**Page excerpt**
Perhaps the best you can hope for is that at some point your PA partner may desist from some of the PA ways if they find that they are no longer able to so easily manipulate you.
The frustration of being with a PA partner can lead to incessant soul searching in terms of what’s next for the relationship and if the PA person possesses a number of admirable traits alongside their PA behaviours, this serves to make relationship decisions that much harder.
Everyone’s circumstances, wants and needs are different so ultimately you may choose to live with the status quo, leave the relationship, or remain in the relationship whilst detaching yourself from the crazy making passive aggressive drama. By consciously taking responsibility for making your own joy in life despite the difficulties of the relationship, you might save your own sanity and elect to stay together for the time being or for the duration - as necessary or as desired
If you are intimidated or confined by your Partner's Passive Aggressive behaviour, it's time to take stock.
People and relationships are rarely perfect! Depending on the extent and regularity of PA conduct, some find that they are able to rise above such behaviour, detach emotionally somewhat and lead a full and contented life. For others, needing to detach is not acceptable or simply not the way they choose to live their life. When weighing everything up, talking things through with an unbiased third party or a counsellor could help get things in perspective and progress your decision making.
Please note: If you are experiencing, or are in fear of, physical harm from your partner, it's important to promptly seek local qualified professional help and advice. You should also seek help if you are suffering severe or ongoing emotional abuse.
© 2014 Ebonny
Ebonny (author) from UK on February 05, 2019:
So sorry to hear of your situation, for which unfortunately there are no easy solutions. A total/near total absence of meaningful conversation, affection and intimacy is very hard to bear – no one likes to feel a burden, a nuisance or rejected.
Not sure how old your daughter is but given that you do not want to split the family, it might just be a case of waiting until she’s an adult to review things then. Alternatively some people find that splitting the family sooner rather than later can be the best option for the longterm.
I’m guessing your wife is also unhappy (even if it is mainly self inflicted) and bearing in mind your genuine admiration for the things your wife does well e.g. parenting, if you’re not doing so already, it might be good to routinely compliment her on such things specifically - but please don’t be tempted to add a “but …” on the end of your compliments as she probably won't recall anything you said before the "but"! And this is not about “sucking up” to her but just acknowledging what is good. It just might be that as hard as she outwardly appears, she has insecurities and needs building up a bit. Hopefully she’ll notice and in turn at some point she might be more appreciative of all you do (at least inwardly if not outwardly), and remember the “good old days” assuming there were some, but again don’t hold your breath waiting for there to be any turnaround or softening in her behaviour towards you. Just compliment her if it's merited.

**Material provided**
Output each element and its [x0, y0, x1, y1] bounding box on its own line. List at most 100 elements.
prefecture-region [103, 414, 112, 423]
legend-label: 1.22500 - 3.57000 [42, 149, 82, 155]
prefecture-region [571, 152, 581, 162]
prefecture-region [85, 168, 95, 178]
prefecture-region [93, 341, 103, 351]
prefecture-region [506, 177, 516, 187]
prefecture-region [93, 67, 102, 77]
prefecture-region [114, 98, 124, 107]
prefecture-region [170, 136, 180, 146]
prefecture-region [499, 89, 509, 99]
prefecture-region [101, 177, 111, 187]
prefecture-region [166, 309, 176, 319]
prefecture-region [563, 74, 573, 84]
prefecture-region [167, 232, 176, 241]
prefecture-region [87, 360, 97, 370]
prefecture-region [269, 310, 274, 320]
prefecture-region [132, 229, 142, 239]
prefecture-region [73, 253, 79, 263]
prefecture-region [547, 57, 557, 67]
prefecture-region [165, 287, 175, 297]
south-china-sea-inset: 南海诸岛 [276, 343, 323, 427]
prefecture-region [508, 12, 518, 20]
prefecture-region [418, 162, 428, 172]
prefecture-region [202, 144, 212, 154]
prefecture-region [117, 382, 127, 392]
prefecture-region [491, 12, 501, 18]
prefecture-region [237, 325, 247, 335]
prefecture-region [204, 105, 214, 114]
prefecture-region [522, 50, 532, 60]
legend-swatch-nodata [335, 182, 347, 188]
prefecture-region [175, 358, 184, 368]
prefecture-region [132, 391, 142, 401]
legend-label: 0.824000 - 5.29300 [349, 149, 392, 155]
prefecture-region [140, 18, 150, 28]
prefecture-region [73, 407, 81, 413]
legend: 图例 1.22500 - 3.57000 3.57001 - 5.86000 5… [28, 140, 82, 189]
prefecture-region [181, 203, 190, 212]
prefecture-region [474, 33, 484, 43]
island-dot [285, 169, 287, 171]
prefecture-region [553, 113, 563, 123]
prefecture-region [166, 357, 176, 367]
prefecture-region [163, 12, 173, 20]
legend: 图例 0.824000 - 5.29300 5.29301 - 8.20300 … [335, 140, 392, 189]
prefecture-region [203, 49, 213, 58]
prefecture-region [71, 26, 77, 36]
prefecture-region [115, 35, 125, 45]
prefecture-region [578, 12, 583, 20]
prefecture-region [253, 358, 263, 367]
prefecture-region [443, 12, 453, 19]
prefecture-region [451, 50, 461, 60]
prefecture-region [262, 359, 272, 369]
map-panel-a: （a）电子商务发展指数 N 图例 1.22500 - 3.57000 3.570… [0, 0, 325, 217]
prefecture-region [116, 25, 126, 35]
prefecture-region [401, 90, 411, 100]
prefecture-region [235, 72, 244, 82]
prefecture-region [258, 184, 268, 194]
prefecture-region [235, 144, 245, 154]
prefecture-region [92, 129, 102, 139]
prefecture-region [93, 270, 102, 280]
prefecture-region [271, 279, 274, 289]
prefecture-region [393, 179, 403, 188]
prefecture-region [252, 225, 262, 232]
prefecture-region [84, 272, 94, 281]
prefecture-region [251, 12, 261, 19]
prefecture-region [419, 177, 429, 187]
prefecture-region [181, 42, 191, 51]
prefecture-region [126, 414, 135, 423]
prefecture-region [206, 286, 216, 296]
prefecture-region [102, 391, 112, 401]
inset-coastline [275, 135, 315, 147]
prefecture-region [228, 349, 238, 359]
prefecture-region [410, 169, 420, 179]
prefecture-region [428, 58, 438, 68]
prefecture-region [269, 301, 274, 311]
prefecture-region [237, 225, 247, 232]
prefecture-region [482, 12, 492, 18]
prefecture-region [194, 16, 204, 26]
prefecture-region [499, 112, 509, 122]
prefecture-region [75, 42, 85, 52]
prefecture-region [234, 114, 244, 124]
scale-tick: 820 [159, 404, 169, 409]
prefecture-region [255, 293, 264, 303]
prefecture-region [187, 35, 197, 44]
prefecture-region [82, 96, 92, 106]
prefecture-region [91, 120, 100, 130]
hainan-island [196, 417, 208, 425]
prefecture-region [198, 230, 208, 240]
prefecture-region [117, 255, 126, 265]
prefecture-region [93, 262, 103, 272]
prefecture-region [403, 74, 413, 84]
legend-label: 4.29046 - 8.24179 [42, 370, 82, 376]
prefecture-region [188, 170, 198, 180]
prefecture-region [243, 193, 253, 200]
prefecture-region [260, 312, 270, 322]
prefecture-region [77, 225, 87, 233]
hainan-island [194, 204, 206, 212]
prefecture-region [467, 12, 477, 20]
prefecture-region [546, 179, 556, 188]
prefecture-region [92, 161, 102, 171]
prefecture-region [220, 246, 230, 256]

**Exercise requirements**
A) In the text on passive aggressive partners, rewrite everything from "Please note: If" down to "nuisance or rejected.", replacing "professional help" with "expert help".
B) According to the text on passive aggressive partners, what could help someone weighing everything up to get things in perspective?

**Task results**
A)
Please note: If you are experiencing, or are in fear of, physical harm from your partner, it's important to promptly seek local qualified expert help and advice. You should also seek help if you are suffering severe or ongoing emotional abuse.
© 2014 Ebonny
Ebonny (author) from UK on February 05, 2019:
So sorry to hear of your situation, for which unfortunately there are no easy solutions. A total/near total absence of meaningful conversation, affection and intimacy is very hard to bear – no one likes to feel a burden, a nuisance or rejected.

B) Talking things through with an unbiased third party or a counsellor.